— Exercise —
Below is a listing; reproduce each line of it exactly.

— Data to use —
============================================================

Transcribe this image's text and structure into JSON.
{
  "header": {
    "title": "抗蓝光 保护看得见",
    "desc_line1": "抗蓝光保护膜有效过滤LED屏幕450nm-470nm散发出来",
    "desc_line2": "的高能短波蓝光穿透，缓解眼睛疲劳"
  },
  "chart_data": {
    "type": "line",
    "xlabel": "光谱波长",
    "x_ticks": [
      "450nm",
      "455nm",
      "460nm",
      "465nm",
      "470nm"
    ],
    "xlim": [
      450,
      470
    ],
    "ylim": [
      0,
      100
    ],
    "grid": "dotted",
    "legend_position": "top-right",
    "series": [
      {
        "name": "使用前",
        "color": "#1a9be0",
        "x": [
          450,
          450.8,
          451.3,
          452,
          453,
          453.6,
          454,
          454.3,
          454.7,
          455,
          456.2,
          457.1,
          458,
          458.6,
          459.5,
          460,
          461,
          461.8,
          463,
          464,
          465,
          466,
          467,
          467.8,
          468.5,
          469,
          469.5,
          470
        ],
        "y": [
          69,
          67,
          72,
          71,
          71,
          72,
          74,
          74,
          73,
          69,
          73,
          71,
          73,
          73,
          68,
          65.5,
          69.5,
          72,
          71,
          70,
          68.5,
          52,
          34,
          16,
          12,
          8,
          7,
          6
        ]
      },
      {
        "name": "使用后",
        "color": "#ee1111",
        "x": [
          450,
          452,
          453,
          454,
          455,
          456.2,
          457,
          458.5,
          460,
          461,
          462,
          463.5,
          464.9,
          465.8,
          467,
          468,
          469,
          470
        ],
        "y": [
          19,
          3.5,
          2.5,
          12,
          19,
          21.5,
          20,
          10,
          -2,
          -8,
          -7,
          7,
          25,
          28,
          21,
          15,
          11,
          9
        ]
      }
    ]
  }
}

============================================================

— Result of the task —
Transcribe this image's text and structure into JSON.
{
  "header": {
    "title": "抗蓝光 保护看得见",
    "desc_line1": "抗蓝光保护膜有效过滤LED屏幕450nm-470nm散发出来",
    "desc_line2": "的高能短波蓝光穿透，缓解眼睛疲劳"
  },
  "chart_data": {
    "type": "line",
    "xlabel": "光谱波长",
    "x_ticks": [
      "450nm",
      "455nm",
      "460nm",
      "465nm",
      "470nm"
    ],
    "xlim": [
      450,
      470
    ],
    "ylim": [
      0,
      100
    ],
    "grid": "dotted",
    "legend_position": "top-right",
    "series": [
      {
        "name": "使用前",
        "color": "#1a9be0",
        "x": [
          450,
          450.8,
          451.3,
          452,
          453,
          453.6,
          454,
          454.3,
          454.7,
          455,
          456.2,
          457.1,
          458,
          458.6,
          459.5,
          460,
          461,
          461.8,
          463,
          464,
          465,
          466,
          467,
          467.8,
          468.5,
          469,
          469.5,
          470
        ],
        "y": [
          69,
          67,
          72,
          71,
          71,
          72,
          74,
          74,
          73,
          69,
          73,
          71,
          73,
          73,
          68,
          65.5,
          69.5,
          72,
          71,
          70,
          68.5,
          52,
          34,
          16,
          12,
          8,
          7,
          6
        ]
      },
      {
        "name": "使用后",
        "color": "#ee1111",
        "x": [
          450,
          452,
          453,
          454,
          455,
          456.2,
          457,
          458.5,
          460,
          461,
          462,
          463.5,
          464.9,
          465.8,
          467,
          468,
          469,
          470
        ],
        "y": [
          19,
          3.5,
          2.5,
          12,
          19,
          21.5,
          20,
          10,
          -2,
          -8,
          -7,
          7,
          25,
          28,
          21,
          15,
          11,
          9
        ]
      }
    ]
  }
}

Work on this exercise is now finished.